▸ **Data lines**:
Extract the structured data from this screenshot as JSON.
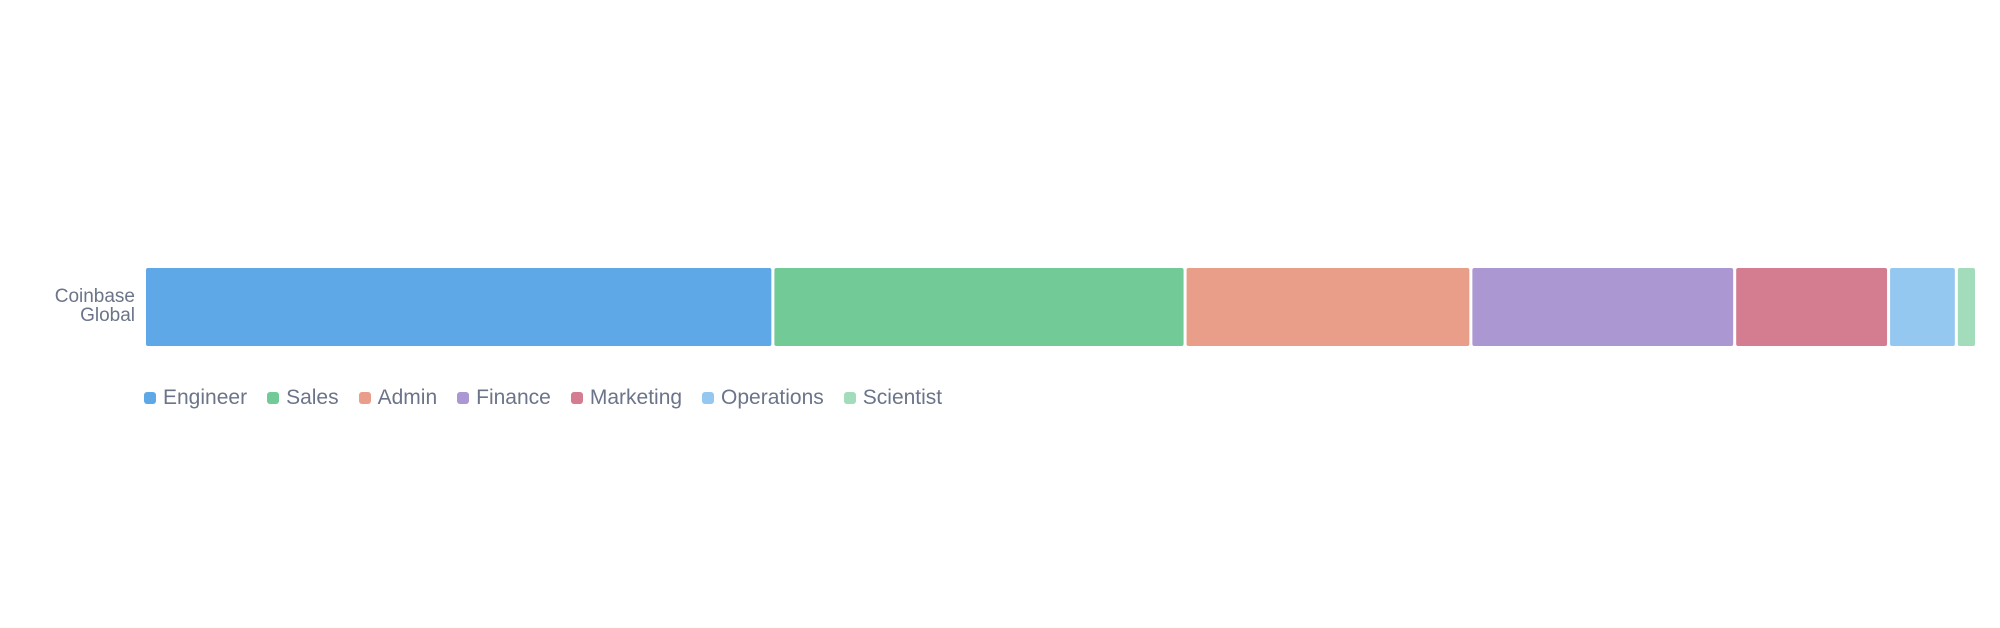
{
  "chart_data": {
    "type": "bar",
    "orientation": "horizontal",
    "stacked": true,
    "normalized": true,
    "title": "",
    "xlabel": "",
    "ylabel": "",
    "categories": [
      "Coinbase Global"
    ],
    "category_lines": [
      "Coinbase",
      "Global"
    ],
    "xlim": [
      0,
      100
    ],
    "grid": false,
    "legend_position": "bottom-left",
    "series": [
      {
        "name": "Engineer",
        "color": "#5fa8e8",
        "values": [
          34.3
        ]
      },
      {
        "name": "Sales",
        "color": "#72ca97",
        "values": [
          22.5
        ]
      },
      {
        "name": "Admin",
        "color": "#e89e89",
        "values": [
          15.6
        ]
      },
      {
        "name": "Finance",
        "color": "#ab98d3",
        "values": [
          14.4
        ]
      },
      {
        "name": "Marketing",
        "color": "#d47d91",
        "values": [
          8.4
        ]
      },
      {
        "name": "Operations",
        "color": "#95c8f0",
        "values": [
          3.7
        ]
      },
      {
        "name": "Scientist",
        "color": "#a2dcbb",
        "values": [
          1.1
        ]
      }
    ]
  }
}
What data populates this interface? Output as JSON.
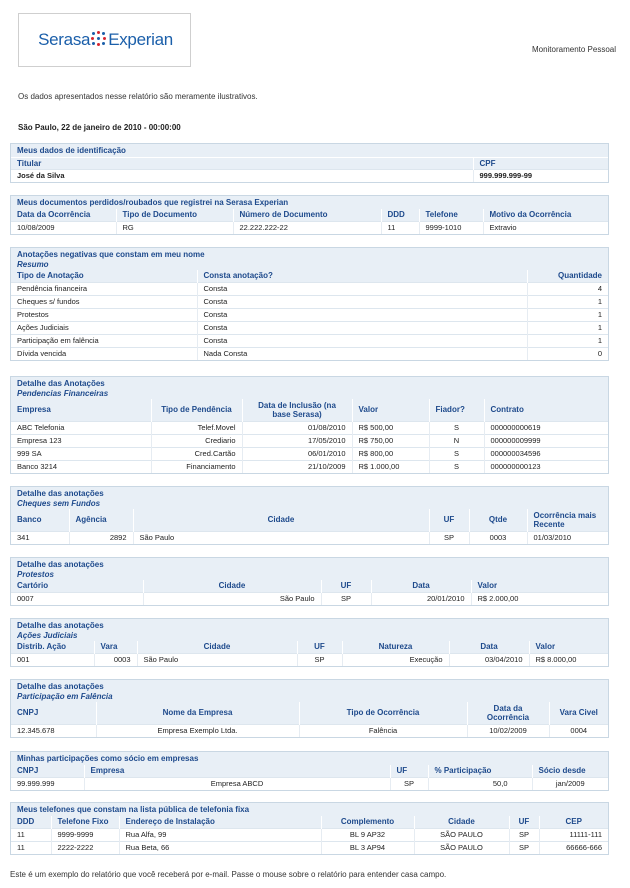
{
  "header": {
    "logo_left": "Serasa",
    "logo_right": "Experian",
    "product": "Monitoramento Pessoal"
  },
  "intro_note": "Os dados apresentados nesse relatório são meramente ilustrativos.",
  "date_line": "São Paulo, 22 de janeiro de 2010 - 00:00:00",
  "identificacao": {
    "title": "Meus dados de identificação",
    "col_titular": "Titular",
    "col_cpf": "CPF",
    "titular": "José da Silva",
    "cpf": "999.999.999-99"
  },
  "documentos": {
    "title": "Meus documentos perdidos/roubados que registrei na Serasa Experian",
    "headers": [
      "Data da Ocorrência",
      "Tipo de Documento",
      "Número de Documento",
      "DDD",
      "Telefone",
      "Motivo da Ocorrência"
    ],
    "rows": [
      [
        "10/08/2009",
        "RG",
        "22.222.222-22",
        "11",
        "9999-1010",
        "Extravio"
      ]
    ]
  },
  "anotacoes": {
    "title": "Anotações negativas que constam em meu nome",
    "subtitle": "Resumo",
    "headers": [
      "Tipo de Anotação",
      "Consta anotação?",
      "Quantidade"
    ],
    "rows": [
      [
        "Pendência financeira",
        "Consta",
        "4"
      ],
      [
        "Cheques s/ fundos",
        "Consta",
        "1"
      ],
      [
        "Protestos",
        "Consta",
        "1"
      ],
      [
        "Ações Judiciais",
        "Consta",
        "1"
      ],
      [
        "Participação em falência",
        "Consta",
        "1"
      ],
      [
        "Dívida vencida",
        "Nada Consta",
        "0"
      ]
    ]
  },
  "pendencias": {
    "title": "Detalhe das Anotações",
    "subtitle": "Pendencias Financeiras",
    "headers": [
      "Empresa",
      "Tipo de Pendência",
      "Data de Inclusão (na base Serasa)",
      "Valor",
      "Fiador?",
      "Contrato"
    ],
    "rows": [
      [
        "ABC Telefonia",
        "Telef.Movel",
        "01/08/2010",
        "R$ 500,00",
        "S",
        "000000000619"
      ],
      [
        "Empresa 123",
        "Crediario",
        "17/05/2010",
        "R$ 750,00",
        "N",
        "000000009999"
      ],
      [
        "999 SA",
        "Cred.Cartão",
        "06/01/2010",
        "R$ 800,00",
        "S",
        "000000034596"
      ],
      [
        "Banco 3214",
        "Financiamento",
        "21/10/2009",
        "R$ 1.000,00",
        "S",
        "000000000123"
      ]
    ]
  },
  "cheques": {
    "title": "Detalhe das anotações",
    "subtitle": "Cheques sem Fundos",
    "headers": [
      "Banco",
      "Agência",
      "Cidade",
      "UF",
      "Qtde",
      "Ocorrência mais Recente"
    ],
    "rows": [
      [
        "341",
        "2892",
        "São Paulo",
        "SP",
        "0003",
        "01/03/2010"
      ]
    ]
  },
  "protestos": {
    "title": "Detalhe das anotações",
    "subtitle": "Protestos",
    "headers": [
      "Cartório",
      "Cidade",
      "UF",
      "Data",
      "Valor"
    ],
    "rows": [
      [
        "0007",
        "São Paulo",
        "SP",
        "20/01/2010",
        "R$ 2.000,00"
      ]
    ]
  },
  "acoes": {
    "title": "Detalhe das anotações",
    "subtitle": "Ações Judiciais",
    "headers": [
      "Distrib. Ação",
      "Vara",
      "Cidade",
      "UF",
      "Natureza",
      "Data",
      "Valor"
    ],
    "rows": [
      [
        "001",
        "0003",
        "São Paulo",
        "SP",
        "Execução",
        "03/04/2010",
        "R$ 8.000,00"
      ]
    ]
  },
  "falencia": {
    "title": "Detalhe das anotações",
    "subtitle": "Participação em Falência",
    "headers": [
      "CNPJ",
      "Nome da Empresa",
      "Tipo de Ocorrência",
      "Data da Ocorrência",
      "Vara Civel"
    ],
    "rows": [
      [
        "12.345.678",
        "Empresa Exemplo Ltda.",
        "Falência",
        "10/02/2009",
        "0004"
      ]
    ]
  },
  "socio": {
    "title": "Minhas participações como sócio em empresas",
    "headers": [
      "CNPJ",
      "Empresa",
      "UF",
      "% Participação",
      "Sócio desde"
    ],
    "rows": [
      [
        "99.999.999",
        "Empresa ABCD",
        "SP",
        "50,0",
        "jan/2009"
      ]
    ]
  },
  "telefones": {
    "title": "Meus telefones que constam na lista pública de telefonia fixa",
    "headers": [
      "DDD",
      "Telefone Fixo",
      "Endereço de Instalação",
      "Complemento",
      "Cidade",
      "UF",
      "CEP"
    ],
    "rows": [
      [
        "11",
        "9999-9999",
        "Rua Alfa, 99",
        "BL 9 AP32",
        "SÃO PAULO",
        "SP",
        "11111-111"
      ],
      [
        "11",
        "2222-2222",
        "Rua Beta, 66",
        "BL 3 AP94",
        "SÃO PAULO",
        "SP",
        "66666-666"
      ]
    ]
  },
  "footer_note": "Este é um exemplo do relatório que você receberá por e-mail. Passe o mouse sobre o relatório para entender casa campo.",
  "colors": {
    "section_header": "#e8eff6",
    "title_text": "#1e4a8c",
    "border": "#c9d7e3",
    "logo_blue": "#1b5faa",
    "logo_red": "#d7262f"
  }
}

▸ **Directions for this task**: Leave the images out and output the remaining material exactly as it stands.

▸ **Written response**:
Extract the structured data from this screenshot as JSON.
{
  "chart_data": {
    "type": "bar",
    "orientation": "horizontal",
    "stacked": true,
    "normalized": true,
    "title": "",
    "xlabel": "",
    "ylabel": "",
    "categories": [
      "Coinbase Global"
    ],
    "category_lines": [
      "Coinbase",
      "Global"
    ],
    "xlim": [
      0,
      100
    ],
    "grid": false,
    "legend_position": "bottom-left",
    "series": [
      {
        "name": "Engineer",
        "color": "#5fa8e8",
        "values": [
          34.3
        ]
      },
      {
        "name": "Sales",
        "color": "#72ca97",
        "values": [
          22.5
        ]
      },
      {
        "name": "Admin",
        "color": "#e89e89",
        "values": [
          15.6
        ]
      },
      {
        "name": "Finance",
        "color": "#ab98d3",
        "values": [
          14.4
        ]
      },
      {
        "name": "Marketing",
        "color": "#d47d91",
        "values": [
          8.4
        ]
      },
      {
        "name": "Operations",
        "color": "#95c8f0",
        "values": [
          3.7
        ]
      },
      {
        "name": "Scientist",
        "color": "#a2dcbb",
        "values": [
          1.1
        ]
      }
    ]
  }
}
What data populates this interface? Output as JSON.
{
  "header": {
    "logo_left": "Serasa",
    "logo_right": "Experian",
    "product": "Monitoramento Pessoal"
  },
  "intro_note": "Os dados apresentados nesse relatório são meramente ilustrativos.",
  "date_line": "São Paulo, 22 de janeiro de 2010 - 00:00:00",
  "identificacao": {
    "title": "Meus dados de identificação",
    "col_titular": "Titular",
    "col_cpf": "CPF",
    "titular": "José da Silva",
    "cpf": "999.999.999-99"
  },
  "documentos": {
    "title": "Meus documentos perdidos/roubados que registrei na Serasa Experian",
    "headers": [
      "Data da Ocorrência",
      "Tipo de Documento",
      "Número de Documento",
      "DDD",
      "Telefone",
      "Motivo da Ocorrência"
    ],
    "rows": [
      [
        "10/08/2009",
        "RG",
        "22.222.222-22",
        "11",
        "9999-1010",
        "Extravio"
      ]
    ]
  },
  "anotacoes": {
    "title": "Anotações negativas que constam em meu nome",
    "subtitle": "Resumo",
    "headers": [
      "Tipo de Anotação",
      "Consta anotação?",
      "Quantidade"
    ],
    "rows": [
      [
        "Pendência financeira",
        "Consta",
        "4"
      ],
      [
        "Cheques s/ fundos",
        "Consta",
        "1"
      ],
      [
        "Protestos",
        "Consta",
        "1"
      ],
      [
        "Ações Judiciais",
        "Consta",
        "1"
      ],
      [
        "Participação em falência",
        "Consta",
        "1"
      ],
      [
        "Dívida vencida",
        "Nada Consta",
        "0"
      ]
    ]
  },
  "pendencias": {
    "title": "Detalhe das Anotações",
    "subtitle": "Pendencias Financeiras",
    "headers": [
      "Empresa",
      "Tipo de Pendência",
      "Data de Inclusão (na base Serasa)",
      "Valor",
      "Fiador?",
      "Contrato"
    ],
    "rows": [
      [
        "ABC Telefonia",
        "Telef.Movel",
        "01/08/2010",
        "R$ 500,00",
        "S",
        "000000000619"
      ],
      [
        "Empresa 123",
        "Crediario",
        "17/05/2010",
        "R$ 750,00",
        "N",
        "000000009999"
      ],
      [
        "999 SA",
        "Cred.Cartão",
        "06/01/2010",
        "R$ 800,00",
        "S",
        "000000034596"
      ],
      [
        "Banco 3214",
        "Financiamento",
        "21/10/2009",
        "R$ 1.000,00",
        "S",
        "000000000123"
      ]
    ]
  },
  "cheques": {
    "title": "Detalhe das anotações",
    "subtitle": "Cheques sem Fundos",
    "headers": [
      "Banco",
      "Agência",
      "Cidade",
      "UF",
      "Qtde",
      "Ocorrência mais Recente"
    ],
    "rows": [
      [
        "341",
        "2892",
        "São Paulo",
        "SP",
        "0003",
        "01/03/2010"
      ]
    ]
  },
  "protestos": {
    "title": "Detalhe das anotações",
    "subtitle": "Protestos",
    "headers": [
      "Cartório",
      "Cidade",
      "UF",
      "Data",
      "Valor"
    ],
    "rows": [
      [
        "0007",
        "São Paulo",
        "SP",
        "20/01/2010",
        "R$ 2.000,00"
      ]
    ]
  },
  "acoes": {
    "title": "Detalhe das anotações",
    "subtitle": "Ações Judiciais",
    "headers": [
      "Distrib. Ação",
      "Vara",
      "Cidade",
      "UF",
      "Natureza",
      "Data",
      "Valor"
    ],
    "rows": [
      [
        "001",
        "0003",
        "São Paulo",
        "SP",
        "Execução",
        "03/04/2010",
        "R$ 8.000,00"
      ]
    ]
  },
  "falencia": {
    "title": "Detalhe das anotações",
    "subtitle": "Participação em Falência",
    "headers": [
      "CNPJ",
      "Nome da Empresa",
      "Tipo de Ocorrência",
      "Data da Ocorrência",
      "Vara Civel"
    ],
    "rows": [
      [
        "12.345.678",
        "Empresa Exemplo Ltda.",
        "Falência",
        "10/02/2009",
        "0004"
      ]
    ]
  },
  "socio": {
    "title": "Minhas participações como sócio em empresas",
    "headers": [
      "CNPJ",
      "Empresa",
      "UF",
      "% Participação",
      "Sócio desde"
    ],
    "rows": [
      [
        "99.999.999",
        "Empresa ABCD",
        "SP",
        "50,0",
        "jan/2009"
      ]
    ]
  },
  "telefones": {
    "title": "Meus telefones que constam na lista pública de telefonia fixa",
    "headers": [
      "DDD",
      "Telefone Fixo",
      "Endereço de Instalação",
      "Complemento",
      "Cidade",
      "UF",
      "CEP"
    ],
    "rows": [
      [
        "11",
        "9999-9999",
        "Rua Alfa, 99",
        "BL 9 AP32",
        "SÃO PAULO",
        "SP",
        "11111-111"
      ],
      [
        "11",
        "2222-2222",
        "Rua Beta, 66",
        "BL 3 AP94",
        "SÃO PAULO",
        "SP",
        "66666-666"
      ]
    ]
  },
  "footer_note": "Este é um exemplo do relatório que você receberá por e-mail. Passe o mouse sobre o relatório para entender casa campo.",
  "colors": {
    "section_header": "#e8eff6",
    "title_text": "#1e4a8c",
    "border": "#c9d7e3",
    "logo_blue": "#1b5faa",
    "logo_red": "#d7262f"
  }
}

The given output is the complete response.